STATED GOAL. Output every entry exactly, from the first line to the last.

************

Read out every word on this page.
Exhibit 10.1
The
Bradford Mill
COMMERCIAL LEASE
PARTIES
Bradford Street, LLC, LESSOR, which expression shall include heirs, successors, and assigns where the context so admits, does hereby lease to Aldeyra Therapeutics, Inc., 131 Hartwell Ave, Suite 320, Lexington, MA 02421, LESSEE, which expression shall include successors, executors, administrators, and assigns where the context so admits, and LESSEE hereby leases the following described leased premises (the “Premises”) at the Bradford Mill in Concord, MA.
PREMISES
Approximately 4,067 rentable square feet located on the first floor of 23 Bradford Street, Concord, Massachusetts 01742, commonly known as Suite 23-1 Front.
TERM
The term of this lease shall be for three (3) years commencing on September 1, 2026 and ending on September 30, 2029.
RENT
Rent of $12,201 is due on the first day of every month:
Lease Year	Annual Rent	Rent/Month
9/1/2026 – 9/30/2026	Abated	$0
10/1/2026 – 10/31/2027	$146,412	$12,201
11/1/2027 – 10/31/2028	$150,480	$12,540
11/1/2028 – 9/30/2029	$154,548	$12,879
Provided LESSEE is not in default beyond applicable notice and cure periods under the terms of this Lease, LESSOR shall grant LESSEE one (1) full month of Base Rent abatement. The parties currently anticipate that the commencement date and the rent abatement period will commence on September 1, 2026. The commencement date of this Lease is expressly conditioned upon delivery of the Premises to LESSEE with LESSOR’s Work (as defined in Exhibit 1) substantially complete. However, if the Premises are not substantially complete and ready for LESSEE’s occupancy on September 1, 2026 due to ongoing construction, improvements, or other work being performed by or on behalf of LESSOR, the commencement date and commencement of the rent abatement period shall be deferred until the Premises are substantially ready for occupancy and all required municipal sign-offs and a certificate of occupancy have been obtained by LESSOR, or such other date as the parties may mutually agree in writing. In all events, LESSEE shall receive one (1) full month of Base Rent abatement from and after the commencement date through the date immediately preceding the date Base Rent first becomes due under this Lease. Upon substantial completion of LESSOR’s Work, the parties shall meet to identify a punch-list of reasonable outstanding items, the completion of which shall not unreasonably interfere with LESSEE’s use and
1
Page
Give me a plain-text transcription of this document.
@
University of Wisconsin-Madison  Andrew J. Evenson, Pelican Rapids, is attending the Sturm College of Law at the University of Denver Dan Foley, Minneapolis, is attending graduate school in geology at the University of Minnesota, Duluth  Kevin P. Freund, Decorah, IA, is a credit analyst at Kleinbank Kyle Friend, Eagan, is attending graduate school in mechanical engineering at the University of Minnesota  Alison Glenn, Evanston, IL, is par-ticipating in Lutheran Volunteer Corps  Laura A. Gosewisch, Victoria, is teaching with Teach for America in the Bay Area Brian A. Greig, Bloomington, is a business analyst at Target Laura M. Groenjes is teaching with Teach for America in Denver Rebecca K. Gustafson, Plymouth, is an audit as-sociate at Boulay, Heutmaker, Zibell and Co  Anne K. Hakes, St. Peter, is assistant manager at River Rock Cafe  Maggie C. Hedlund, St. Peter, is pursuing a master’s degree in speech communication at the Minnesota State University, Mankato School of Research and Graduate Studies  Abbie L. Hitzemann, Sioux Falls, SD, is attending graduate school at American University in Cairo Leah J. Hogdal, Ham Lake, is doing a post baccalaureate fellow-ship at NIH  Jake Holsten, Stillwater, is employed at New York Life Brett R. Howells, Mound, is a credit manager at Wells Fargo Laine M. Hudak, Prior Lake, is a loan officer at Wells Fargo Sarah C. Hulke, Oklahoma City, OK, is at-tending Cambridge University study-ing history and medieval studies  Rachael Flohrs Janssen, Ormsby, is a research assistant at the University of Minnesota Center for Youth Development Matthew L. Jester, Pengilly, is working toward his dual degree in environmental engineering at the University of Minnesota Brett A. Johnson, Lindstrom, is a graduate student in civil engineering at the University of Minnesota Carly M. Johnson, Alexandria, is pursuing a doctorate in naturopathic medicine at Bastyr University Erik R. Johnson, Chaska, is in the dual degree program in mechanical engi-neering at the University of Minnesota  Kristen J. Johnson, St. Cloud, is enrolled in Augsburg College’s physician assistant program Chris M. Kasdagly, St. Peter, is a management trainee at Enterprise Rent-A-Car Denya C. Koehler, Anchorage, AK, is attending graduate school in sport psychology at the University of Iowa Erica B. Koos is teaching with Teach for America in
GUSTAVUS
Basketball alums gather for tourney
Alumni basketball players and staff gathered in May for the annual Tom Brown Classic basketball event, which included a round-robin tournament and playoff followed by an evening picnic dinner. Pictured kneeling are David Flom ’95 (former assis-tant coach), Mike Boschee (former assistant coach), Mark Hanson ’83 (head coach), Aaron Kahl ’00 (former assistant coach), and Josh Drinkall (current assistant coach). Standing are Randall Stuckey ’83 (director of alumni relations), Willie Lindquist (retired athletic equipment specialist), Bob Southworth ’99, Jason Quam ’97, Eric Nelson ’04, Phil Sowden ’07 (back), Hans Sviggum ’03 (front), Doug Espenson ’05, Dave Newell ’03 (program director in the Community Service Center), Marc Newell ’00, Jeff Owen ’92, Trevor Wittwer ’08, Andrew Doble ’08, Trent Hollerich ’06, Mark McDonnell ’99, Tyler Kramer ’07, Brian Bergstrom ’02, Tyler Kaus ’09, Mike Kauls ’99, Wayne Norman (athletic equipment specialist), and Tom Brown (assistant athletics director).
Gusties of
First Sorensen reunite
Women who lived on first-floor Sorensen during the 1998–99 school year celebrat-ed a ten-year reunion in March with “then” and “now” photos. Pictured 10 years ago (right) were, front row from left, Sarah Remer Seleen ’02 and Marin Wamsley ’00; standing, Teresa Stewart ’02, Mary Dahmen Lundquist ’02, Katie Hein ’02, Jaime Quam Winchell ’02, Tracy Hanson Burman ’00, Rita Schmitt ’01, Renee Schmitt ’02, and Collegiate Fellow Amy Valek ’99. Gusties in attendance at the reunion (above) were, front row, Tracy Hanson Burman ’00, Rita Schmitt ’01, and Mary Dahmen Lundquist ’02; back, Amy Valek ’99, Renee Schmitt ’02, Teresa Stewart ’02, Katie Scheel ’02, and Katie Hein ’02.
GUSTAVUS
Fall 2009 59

************

SOLUTION TO THE EXERCISE.
Read out every word on this page.
Exhibit 10.1
The
Bradford Mill
COMMERCIAL LEASE
PARTIES
Bradford Street, LLC, LESSOR, which expression shall include heirs, successors, and assigns where the context so admits, does hereby lease to Aldeyra Therapeutics, Inc., 131 Hartwell Ave, Suite 320, Lexington, MA 02421, LESSEE, which expression shall include successors, executors, administrators, and assigns where the context so admits, and LESSEE hereby leases the following described leased premises (the “Premises”) at the Bradford Mill in Concord, MA.
PREMISES
Approximately 4,067 rentable square feet located on the first floor of 23 Bradford Street, Concord, Massachusetts 01742, commonly known as Suite 23-1 Front.
TERM
The term of this lease shall be for three (3) years commencing on September 1, 2026 and ending on September 30, 2029.
RENT
Rent of $12,201 is due on the first day of every month:
Lease Year	Annual Rent	Rent/Month
9/1/2026 – 9/30/2026	Abated	$0
10/1/2026 – 10/31/2027	$146,412	$12,201
11/1/2027 – 10/31/2028	$150,480	$12,540
11/1/2028 – 9/30/2029	$154,548	$12,879
Provided LESSEE is not in default beyond applicable notice and cure periods under the terms of this Lease, LESSOR shall grant LESSEE one (1) full month of Base Rent abatement. The parties currently anticipate that the commencement date and the rent abatement period will commence on September 1, 2026. The commencement date of this Lease is expressly conditioned upon delivery of the Premises to LESSEE with LESSOR’s Work (as defined in Exhibit 1) substantially complete. However, if the Premises are not substantially complete and ready for LESSEE’s occupancy on September 1, 2026 due to ongoing construction, improvements, or other work being performed by or on behalf of LESSOR, the commencement date and commencement of the rent abatement period shall be deferred until the Premises are substantially ready for occupancy and all required municipal sign-offs and a certificate of occupancy have been obtained by LESSOR, or such other date as the parties may mutually agree in writing. In all events, LESSEE shall receive one (1) full month of Base Rent abatement from and after the commencement date through the date immediately preceding the date Base Rent first becomes due under this Lease. Upon substantial completion of LESSOR’s Work, the parties shall meet to identify a punch-list of reasonable outstanding items, the completion of which shall not unreasonably interfere with LESSEE’s use and
1
Page
Give me a plain-text transcription of this document.
@
University of Wisconsin-Madison  Andrew J. Evenson, Pelican Rapids, is attending the Sturm College of Law at the University of Denver Dan Foley, Minneapolis, is attending graduate school in geology at the University of Minnesota, Duluth  Kevin P. Freund, Decorah, IA, is a credit analyst at Kleinbank Kyle Friend, Eagan, is attending graduate school in mechanical engineering at the University of Minnesota  Alison Glenn, Evanston, IL, is par-ticipating in Lutheran Volunteer Corps  Laura A. Gosewisch, Victoria, is teaching with Teach for America in the Bay Area Brian A. Greig, Bloomington, is a business analyst at Target Laura M. Groenjes is teaching with Teach for America in Denver Rebecca K. Gustafson, Plymouth, is an audit as-sociate at Boulay, Heutmaker, Zibell and Co  Anne K. Hakes, St. Peter, is assistant manager at River Rock Cafe  Maggie C. Hedlund, St. Peter, is pursuing a master’s degree in speech communication at the Minnesota State University, Mankato School of Research and Graduate Studies  Abbie L. Hitzemann, Sioux Falls, SD, is attending graduate school at American University in Cairo Leah J. Hogdal, Ham Lake, is doing a post baccalaureate fellow-ship at NIH  Jake Holsten, Stillwater, is employed at New York Life Brett R. Howells, Mound, is a credit manager at Wells Fargo Laine M. Hudak, Prior Lake, is a loan officer at Wells Fargo Sarah C. Hulke, Oklahoma City, OK, is at-tending Cambridge University study-ing history and medieval studies  Rachael Flohrs Janssen, Ormsby, is a research assistant at the University of Minnesota Center for Youth Development Matthew L. Jester, Pengilly, is working toward his dual degree in environmental engineering at the University of Minnesota Brett A. Johnson, Lindstrom, is a graduate student in civil engineering at the University of Minnesota Carly M. Johnson, Alexandria, is pursuing a doctorate in naturopathic medicine at Bastyr University Erik R. Johnson, Chaska, is in the dual degree program in mechanical engi-neering at the University of Minnesota  Kristen J. Johnson, St. Cloud, is enrolled in Augsburg College’s physician assistant program Chris M. Kasdagly, St. Peter, is a management trainee at Enterprise Rent-A-Car Denya C. Koehler, Anchorage, AK, is attending graduate school in sport psychology at the University of Iowa Erica B. Koos is teaching with Teach for America in
GUSTAVUS
Basketball alums gather for tourney
Alumni basketball players and staff gathered in May for the annual Tom Brown Classic basketball event, which included a round-robin tournament and playoff followed by an evening picnic dinner. Pictured kneeling are David Flom ’95 (former assis-tant coach), Mike Boschee (former assistant coach), Mark Hanson ’83 (head coach), Aaron Kahl ’00 (former assistant coach), and Josh Drinkall (current assistant coach). Standing are Randall Stuckey ’83 (director of alumni relations), Willie Lindquist (retired athletic equipment specialist), Bob Southworth ’99, Jason Quam ’97, Eric Nelson ’04, Phil Sowden ’07 (back), Hans Sviggum ’03 (front), Doug Espenson ’05, Dave Newell ’03 (program director in the Community Service Center), Marc Newell ’00, Jeff Owen ’92, Trevor Wittwer ’08, Andrew Doble ’08, Trent Hollerich ’06, Mark McDonnell ’99, Tyler Kramer ’07, Brian Bergstrom ’02, Tyler Kaus ’09, Mike Kauls ’99, Wayne Norman (athletic equipment specialist), and Tom Brown (assistant athletics director).
Gusties of
First Sorensen reunite
Women who lived on first-floor Sorensen during the 1998–99 school year celebrat-ed a ten-year reunion in March with “then” and “now” photos. Pictured 10 years ago (right) were, front row from left, Sarah Remer Seleen ’02 and Marin Wamsley ’00; standing, Teresa Stewart ’02, Mary Dahmen Lundquist ’02, Katie Hein ’02, Jaime Quam Winchell ’02, Tracy Hanson Burman ’00, Rita Schmitt ’01, Renee Schmitt ’02, and Collegiate Fellow Amy Valek ’99. Gusties in attendance at the reunion (above) were, front row, Tracy Hanson Burman ’00, Rita Schmitt ’01, and Mary Dahmen Lundquist ’02; back, Amy Valek ’99, Renee Schmitt ’02, Teresa Stewart ’02, Katie Scheel ’02, and Katie Hein ’02.
GUSTAVUS
Fall 2009 59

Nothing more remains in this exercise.